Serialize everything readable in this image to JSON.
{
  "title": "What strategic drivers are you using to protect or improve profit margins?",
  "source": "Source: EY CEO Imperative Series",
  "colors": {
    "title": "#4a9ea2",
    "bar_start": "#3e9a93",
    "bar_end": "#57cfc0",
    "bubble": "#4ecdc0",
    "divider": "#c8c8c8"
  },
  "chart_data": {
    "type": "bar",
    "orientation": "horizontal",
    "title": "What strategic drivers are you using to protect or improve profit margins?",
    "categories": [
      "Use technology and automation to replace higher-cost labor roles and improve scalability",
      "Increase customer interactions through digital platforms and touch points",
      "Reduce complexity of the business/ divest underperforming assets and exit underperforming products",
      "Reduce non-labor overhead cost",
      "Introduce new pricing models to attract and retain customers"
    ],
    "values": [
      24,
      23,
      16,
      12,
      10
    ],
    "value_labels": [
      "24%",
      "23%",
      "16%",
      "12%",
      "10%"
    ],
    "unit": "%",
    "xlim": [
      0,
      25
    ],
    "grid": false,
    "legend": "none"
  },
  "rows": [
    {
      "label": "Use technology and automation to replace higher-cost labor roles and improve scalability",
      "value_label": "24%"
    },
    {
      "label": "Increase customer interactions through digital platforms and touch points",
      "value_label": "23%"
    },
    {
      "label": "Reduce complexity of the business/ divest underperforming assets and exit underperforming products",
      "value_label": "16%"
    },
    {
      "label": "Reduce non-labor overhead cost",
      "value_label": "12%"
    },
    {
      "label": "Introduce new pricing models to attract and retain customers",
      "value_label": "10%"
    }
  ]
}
◇ ◇ ◇ ◇ ◇
[Required task]:
Find the lines that include the string "technology", then copy each of them.

[Response to the exercise]:
      "Use technology and automation to replace higher-cost labor roles and improve scalability",
      "label": "Use technology and automation to replace higher-cost labor roles and improve scalability",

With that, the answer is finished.